[Exercise] Present each line of the entries below that holds the word "triangle".

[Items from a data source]
-- START --
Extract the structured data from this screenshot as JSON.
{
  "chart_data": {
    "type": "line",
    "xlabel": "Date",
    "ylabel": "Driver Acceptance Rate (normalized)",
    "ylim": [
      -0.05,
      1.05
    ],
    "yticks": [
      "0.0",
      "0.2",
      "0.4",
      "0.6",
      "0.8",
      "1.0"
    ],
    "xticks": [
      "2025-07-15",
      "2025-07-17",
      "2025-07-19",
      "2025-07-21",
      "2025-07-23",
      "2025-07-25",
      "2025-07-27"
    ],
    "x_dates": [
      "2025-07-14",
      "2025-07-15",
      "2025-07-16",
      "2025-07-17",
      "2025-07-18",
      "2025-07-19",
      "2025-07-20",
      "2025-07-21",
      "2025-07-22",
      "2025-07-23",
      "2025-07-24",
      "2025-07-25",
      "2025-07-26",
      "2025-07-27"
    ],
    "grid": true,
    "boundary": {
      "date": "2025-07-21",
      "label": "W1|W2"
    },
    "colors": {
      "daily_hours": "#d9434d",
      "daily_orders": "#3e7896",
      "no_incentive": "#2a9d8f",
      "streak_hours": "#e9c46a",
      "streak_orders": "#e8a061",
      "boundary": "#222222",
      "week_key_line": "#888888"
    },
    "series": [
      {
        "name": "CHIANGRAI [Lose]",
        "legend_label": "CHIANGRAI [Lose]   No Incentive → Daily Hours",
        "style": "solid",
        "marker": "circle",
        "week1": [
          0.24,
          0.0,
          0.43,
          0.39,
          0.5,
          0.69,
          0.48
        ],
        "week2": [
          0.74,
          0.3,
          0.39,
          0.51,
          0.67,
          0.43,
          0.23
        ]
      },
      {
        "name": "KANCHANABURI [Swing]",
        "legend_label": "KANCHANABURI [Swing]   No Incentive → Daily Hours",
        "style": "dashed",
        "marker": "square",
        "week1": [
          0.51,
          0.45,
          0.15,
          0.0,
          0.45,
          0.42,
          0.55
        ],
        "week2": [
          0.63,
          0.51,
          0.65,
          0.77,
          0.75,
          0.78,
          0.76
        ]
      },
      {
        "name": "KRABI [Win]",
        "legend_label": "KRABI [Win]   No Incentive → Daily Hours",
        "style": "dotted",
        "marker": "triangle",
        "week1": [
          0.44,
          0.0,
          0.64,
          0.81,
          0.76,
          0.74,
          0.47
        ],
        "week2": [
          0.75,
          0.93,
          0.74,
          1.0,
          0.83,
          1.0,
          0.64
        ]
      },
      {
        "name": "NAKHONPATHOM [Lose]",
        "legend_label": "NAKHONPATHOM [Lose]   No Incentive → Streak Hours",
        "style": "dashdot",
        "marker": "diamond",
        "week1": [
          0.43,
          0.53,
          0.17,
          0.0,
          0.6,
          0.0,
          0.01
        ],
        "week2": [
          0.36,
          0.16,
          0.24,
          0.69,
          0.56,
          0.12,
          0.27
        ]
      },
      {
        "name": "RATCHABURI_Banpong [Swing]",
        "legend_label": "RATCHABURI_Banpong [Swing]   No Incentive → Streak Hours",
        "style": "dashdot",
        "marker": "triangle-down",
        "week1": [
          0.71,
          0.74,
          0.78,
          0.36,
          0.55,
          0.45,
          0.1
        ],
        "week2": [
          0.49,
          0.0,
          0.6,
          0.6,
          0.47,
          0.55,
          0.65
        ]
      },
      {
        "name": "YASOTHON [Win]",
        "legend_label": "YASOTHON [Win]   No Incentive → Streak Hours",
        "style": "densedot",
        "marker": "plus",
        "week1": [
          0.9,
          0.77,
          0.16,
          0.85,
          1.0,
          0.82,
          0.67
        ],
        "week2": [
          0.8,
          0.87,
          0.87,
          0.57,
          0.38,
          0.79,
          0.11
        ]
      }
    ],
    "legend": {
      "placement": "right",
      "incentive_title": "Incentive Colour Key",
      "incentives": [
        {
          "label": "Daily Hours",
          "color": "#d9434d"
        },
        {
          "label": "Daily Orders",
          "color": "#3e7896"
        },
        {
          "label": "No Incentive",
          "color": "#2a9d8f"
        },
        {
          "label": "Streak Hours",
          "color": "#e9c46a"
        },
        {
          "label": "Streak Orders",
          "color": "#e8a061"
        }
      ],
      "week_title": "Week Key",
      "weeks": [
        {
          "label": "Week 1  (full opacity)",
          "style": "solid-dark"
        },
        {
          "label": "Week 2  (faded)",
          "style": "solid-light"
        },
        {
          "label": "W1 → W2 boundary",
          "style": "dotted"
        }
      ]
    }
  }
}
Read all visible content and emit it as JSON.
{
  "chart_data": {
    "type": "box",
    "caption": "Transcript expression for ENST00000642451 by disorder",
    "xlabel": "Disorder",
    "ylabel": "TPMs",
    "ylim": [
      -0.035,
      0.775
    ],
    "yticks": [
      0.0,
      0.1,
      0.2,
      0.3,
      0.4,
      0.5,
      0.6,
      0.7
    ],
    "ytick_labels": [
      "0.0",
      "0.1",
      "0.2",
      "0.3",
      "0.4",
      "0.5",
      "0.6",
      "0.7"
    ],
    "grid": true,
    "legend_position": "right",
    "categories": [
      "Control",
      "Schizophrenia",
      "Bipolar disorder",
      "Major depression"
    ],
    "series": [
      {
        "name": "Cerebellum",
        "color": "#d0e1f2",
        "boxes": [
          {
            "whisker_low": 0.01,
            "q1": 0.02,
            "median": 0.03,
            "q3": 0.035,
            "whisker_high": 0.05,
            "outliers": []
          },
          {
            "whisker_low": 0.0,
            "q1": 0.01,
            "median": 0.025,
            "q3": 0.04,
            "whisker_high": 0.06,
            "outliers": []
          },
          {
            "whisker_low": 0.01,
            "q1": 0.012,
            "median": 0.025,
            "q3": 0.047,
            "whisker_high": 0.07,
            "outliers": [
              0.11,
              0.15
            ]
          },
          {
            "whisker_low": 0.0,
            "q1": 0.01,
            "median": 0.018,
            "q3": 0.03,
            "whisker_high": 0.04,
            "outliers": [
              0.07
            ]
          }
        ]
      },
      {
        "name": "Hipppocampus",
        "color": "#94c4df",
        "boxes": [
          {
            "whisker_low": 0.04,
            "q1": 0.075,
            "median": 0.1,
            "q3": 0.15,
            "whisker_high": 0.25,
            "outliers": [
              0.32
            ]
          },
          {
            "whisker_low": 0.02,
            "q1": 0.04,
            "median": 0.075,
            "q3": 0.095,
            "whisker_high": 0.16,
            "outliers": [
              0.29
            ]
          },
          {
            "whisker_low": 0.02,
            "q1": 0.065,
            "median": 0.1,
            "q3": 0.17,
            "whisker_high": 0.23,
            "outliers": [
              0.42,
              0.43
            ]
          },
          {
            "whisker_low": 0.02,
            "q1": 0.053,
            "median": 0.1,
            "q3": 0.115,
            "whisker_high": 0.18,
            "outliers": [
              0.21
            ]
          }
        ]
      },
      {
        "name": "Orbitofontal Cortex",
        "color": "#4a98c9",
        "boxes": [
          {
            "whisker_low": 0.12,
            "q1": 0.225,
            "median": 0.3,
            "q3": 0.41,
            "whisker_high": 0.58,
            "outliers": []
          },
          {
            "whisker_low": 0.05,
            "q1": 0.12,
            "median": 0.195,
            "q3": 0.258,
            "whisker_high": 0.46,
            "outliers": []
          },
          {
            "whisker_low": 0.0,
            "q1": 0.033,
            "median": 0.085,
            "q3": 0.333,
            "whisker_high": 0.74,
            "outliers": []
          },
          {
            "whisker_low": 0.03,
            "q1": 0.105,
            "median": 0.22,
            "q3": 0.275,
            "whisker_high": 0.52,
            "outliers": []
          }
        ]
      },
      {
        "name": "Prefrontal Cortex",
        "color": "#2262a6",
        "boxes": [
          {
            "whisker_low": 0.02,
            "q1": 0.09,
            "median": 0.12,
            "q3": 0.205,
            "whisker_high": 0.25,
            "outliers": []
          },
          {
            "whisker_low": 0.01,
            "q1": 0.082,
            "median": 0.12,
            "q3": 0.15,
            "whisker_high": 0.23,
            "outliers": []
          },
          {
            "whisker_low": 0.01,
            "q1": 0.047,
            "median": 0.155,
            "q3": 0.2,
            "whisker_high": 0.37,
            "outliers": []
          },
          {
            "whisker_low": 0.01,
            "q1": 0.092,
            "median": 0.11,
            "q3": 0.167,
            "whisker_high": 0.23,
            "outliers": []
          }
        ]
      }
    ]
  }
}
-- END --
[Finished task]
        "marker": "triangle",
        "marker": "triangle-down",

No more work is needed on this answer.